Information provided:
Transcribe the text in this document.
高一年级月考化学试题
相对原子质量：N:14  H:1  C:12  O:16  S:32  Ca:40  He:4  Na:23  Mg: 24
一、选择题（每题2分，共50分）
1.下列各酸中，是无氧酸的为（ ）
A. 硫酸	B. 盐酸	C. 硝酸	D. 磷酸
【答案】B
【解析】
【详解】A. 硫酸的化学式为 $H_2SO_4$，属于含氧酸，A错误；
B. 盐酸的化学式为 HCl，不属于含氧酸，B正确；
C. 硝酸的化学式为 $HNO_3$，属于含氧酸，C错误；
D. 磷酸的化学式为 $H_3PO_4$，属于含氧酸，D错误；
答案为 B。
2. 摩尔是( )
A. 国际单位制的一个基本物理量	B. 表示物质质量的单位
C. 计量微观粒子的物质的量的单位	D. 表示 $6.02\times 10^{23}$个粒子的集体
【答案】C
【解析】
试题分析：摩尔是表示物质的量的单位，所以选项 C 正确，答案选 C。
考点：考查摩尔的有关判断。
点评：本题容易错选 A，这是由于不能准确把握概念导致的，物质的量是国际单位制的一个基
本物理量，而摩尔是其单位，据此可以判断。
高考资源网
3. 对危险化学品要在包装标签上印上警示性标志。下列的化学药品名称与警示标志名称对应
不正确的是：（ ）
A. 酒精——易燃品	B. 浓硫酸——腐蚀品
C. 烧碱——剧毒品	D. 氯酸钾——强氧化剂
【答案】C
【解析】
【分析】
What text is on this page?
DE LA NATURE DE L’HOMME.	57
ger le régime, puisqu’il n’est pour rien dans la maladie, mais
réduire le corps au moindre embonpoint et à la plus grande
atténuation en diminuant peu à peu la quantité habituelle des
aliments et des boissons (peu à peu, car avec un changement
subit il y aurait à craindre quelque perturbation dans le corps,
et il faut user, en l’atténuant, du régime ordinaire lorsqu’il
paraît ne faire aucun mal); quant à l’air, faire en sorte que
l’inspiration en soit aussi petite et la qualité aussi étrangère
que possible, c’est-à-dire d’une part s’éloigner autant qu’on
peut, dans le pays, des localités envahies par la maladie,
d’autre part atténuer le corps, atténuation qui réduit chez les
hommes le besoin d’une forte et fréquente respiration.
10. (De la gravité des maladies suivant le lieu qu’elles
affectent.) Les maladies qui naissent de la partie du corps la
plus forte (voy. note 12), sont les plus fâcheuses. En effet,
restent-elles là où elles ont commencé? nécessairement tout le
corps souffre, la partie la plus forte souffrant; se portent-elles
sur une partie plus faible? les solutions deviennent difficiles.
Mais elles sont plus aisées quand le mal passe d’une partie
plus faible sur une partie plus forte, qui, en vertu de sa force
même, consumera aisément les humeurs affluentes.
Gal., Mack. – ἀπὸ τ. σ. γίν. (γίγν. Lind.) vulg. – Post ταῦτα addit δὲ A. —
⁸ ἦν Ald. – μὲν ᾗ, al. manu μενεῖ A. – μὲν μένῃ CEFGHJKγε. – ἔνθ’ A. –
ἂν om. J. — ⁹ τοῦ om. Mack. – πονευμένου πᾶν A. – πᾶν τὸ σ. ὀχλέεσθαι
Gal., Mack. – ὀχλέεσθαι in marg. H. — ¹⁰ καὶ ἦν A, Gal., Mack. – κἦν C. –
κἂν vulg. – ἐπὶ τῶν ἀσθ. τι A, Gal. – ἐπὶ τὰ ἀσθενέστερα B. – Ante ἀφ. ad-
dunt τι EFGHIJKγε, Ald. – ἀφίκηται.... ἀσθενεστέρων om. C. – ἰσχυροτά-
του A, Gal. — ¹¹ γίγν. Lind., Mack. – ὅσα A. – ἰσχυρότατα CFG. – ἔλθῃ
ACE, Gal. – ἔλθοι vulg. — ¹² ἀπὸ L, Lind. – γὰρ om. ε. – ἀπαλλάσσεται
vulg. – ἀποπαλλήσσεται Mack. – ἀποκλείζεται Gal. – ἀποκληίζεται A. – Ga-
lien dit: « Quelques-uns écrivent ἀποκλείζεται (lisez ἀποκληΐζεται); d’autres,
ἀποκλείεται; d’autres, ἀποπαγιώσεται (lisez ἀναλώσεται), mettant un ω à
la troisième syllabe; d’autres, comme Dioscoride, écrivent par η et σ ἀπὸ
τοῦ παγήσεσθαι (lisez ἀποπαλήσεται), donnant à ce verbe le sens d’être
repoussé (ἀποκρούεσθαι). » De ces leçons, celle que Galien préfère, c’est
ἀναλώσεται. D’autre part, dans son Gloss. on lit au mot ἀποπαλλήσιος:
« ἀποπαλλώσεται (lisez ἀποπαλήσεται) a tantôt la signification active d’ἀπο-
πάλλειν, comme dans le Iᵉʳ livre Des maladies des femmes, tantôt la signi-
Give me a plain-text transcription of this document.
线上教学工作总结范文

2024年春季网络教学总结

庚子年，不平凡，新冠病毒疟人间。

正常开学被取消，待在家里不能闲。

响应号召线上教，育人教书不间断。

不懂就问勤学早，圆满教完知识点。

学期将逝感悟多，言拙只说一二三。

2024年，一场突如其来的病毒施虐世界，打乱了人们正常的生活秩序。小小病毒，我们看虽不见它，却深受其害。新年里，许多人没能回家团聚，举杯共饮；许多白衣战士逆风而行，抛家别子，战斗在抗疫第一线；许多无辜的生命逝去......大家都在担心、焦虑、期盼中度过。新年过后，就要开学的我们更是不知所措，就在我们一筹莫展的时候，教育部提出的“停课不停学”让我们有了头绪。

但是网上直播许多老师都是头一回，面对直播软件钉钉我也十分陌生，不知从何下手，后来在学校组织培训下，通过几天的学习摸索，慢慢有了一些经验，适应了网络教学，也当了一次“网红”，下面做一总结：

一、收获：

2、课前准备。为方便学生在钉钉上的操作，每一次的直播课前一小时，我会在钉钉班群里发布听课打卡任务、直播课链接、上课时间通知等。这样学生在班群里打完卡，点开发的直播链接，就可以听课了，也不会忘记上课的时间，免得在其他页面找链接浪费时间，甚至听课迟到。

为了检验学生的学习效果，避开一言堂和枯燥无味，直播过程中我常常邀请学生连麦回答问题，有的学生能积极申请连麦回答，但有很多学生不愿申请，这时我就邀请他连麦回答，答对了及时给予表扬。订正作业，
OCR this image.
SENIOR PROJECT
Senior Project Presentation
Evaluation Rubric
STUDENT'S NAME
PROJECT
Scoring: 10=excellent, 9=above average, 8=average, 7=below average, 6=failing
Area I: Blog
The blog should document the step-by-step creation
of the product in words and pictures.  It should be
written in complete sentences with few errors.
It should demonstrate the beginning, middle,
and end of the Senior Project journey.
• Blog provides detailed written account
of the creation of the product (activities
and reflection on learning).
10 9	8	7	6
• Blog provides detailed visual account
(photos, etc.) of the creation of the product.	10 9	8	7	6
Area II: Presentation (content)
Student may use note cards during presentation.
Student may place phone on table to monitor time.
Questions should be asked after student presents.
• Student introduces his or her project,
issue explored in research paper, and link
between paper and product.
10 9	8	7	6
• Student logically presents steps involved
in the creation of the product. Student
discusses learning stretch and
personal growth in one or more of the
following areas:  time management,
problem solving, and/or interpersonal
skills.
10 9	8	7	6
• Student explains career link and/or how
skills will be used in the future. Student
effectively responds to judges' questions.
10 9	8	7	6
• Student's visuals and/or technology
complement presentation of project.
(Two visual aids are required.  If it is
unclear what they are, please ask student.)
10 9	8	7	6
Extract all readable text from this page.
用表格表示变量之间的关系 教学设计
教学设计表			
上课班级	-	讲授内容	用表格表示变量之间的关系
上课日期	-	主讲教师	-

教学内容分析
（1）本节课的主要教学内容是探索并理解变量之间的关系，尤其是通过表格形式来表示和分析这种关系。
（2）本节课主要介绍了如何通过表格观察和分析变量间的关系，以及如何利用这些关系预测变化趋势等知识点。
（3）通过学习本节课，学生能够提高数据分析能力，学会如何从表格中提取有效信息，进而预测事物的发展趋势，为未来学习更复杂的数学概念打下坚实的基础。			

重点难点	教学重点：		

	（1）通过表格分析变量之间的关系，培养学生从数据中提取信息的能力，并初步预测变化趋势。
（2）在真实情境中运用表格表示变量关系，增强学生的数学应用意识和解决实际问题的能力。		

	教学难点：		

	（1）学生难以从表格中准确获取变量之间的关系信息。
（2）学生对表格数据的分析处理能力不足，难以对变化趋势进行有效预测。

Work to do: In the records above, locate each line with the word "sont". Copy all such lines.

Reply to the exercise:
plus forte (voy. note 12), sont les plus fâcheuses. En effet,
Mais elles sont plus aisées quand le mal passe d’une partie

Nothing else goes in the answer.